Extract every record, keeping each one exactly as it is.

---------------

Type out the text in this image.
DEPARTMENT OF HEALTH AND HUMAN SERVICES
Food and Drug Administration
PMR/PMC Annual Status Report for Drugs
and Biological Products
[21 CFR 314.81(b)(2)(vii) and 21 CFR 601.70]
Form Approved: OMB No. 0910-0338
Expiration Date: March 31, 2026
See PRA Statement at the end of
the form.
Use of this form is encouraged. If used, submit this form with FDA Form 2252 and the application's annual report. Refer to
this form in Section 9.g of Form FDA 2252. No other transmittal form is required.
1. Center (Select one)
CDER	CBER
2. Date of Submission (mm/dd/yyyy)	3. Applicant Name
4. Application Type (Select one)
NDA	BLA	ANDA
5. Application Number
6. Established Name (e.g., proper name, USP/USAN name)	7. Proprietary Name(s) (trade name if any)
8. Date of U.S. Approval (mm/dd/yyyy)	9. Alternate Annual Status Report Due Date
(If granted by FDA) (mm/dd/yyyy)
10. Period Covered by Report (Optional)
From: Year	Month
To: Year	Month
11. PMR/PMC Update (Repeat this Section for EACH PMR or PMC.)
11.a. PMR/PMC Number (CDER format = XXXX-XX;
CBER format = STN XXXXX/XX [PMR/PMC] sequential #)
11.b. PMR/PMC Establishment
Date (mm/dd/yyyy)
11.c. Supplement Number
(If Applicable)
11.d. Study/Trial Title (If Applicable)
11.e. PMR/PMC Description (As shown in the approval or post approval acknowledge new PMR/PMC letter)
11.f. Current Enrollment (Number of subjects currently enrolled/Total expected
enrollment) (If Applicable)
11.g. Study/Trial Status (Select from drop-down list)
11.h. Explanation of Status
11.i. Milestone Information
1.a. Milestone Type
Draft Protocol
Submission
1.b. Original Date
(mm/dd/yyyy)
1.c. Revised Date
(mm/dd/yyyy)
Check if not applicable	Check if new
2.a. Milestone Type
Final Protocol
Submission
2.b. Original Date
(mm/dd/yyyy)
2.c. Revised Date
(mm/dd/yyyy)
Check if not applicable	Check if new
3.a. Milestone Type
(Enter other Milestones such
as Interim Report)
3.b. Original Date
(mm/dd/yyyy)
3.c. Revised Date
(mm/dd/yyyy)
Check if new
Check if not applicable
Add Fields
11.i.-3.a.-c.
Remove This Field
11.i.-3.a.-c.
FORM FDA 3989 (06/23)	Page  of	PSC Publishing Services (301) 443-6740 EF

---------------

- [Expected answer]:
Type out the text in this image.
DEPARTMENT OF HEALTH AND HUMAN SERVICES
Food and Drug Administration
PMR/PMC Annual Status Report for Drugs
and Biological Products
[21 CFR 314.81(b)(2)(vii) and 21 CFR 601.70]
Form Approved: OMB No. 0910-0338
Expiration Date: March 31, 2026
See PRA Statement at the end of
the form.
Use of this form is encouraged. If used, submit this form with FDA Form 2252 and the application's annual report. Refer to
this form in Section 9.g of Form FDA 2252. No other transmittal form is required.
1. Center (Select one)
CDER	CBER
2. Date of Submission (mm/dd/yyyy)	3. Applicant Name
4. Application Type (Select one)
NDA	BLA	ANDA
5. Application Number
6. Established Name (e.g., proper name, USP/USAN name)	7. Proprietary Name(s) (trade name if any)
8. Date of U.S. Approval (mm/dd/yyyy)	9. Alternate Annual Status Report Due Date
(If granted by FDA) (mm/dd/yyyy)
10. Period Covered by Report (Optional)
From: Year	Month
To: Year	Month
11. PMR/PMC Update (Repeat this Section for EACH PMR or PMC.)
11.a. PMR/PMC Number (CDER format = XXXX-XX;
CBER format = STN XXXXX/XX [PMR/PMC] sequential #)
11.b. PMR/PMC Establishment
Date (mm/dd/yyyy)
11.c. Supplement Number
(If Applicable)
11.d. Study/Trial Title (If Applicable)
11.e. PMR/PMC Description (As shown in the approval or post approval acknowledge new PMR/PMC letter)
11.f. Current Enrollment (Number of subjects currently enrolled/Total expected
enrollment) (If Applicable)
11.g. Study/Trial Status (Select from drop-down list)
11.h. Explanation of Status
11.i. Milestone Information
1.a. Milestone Type
Draft Protocol
Submission
1.b. Original Date
(mm/dd/yyyy)
1.c. Revised Date
(mm/dd/yyyy)
Check if not applicable	Check if new
2.a. Milestone Type
Final Protocol
Submission
2.b. Original Date
(mm/dd/yyyy)
2.c. Revised Date
(mm/dd/yyyy)
Check if not applicable	Check if new
3.a. Milestone Type
(Enter other Milestones such
as Interim Report)
3.b. Original Date
(mm/dd/yyyy)
3.c. Revised Date
(mm/dd/yyyy)
Check if new
Check if not applicable
Add Fields
11.i.-3.a.-c.
Remove This Field
11.i.-3.a.-c.
FORM FDA 3989 (06/23)	Page  of	PSC Publishing Services (301) 443-6740 EF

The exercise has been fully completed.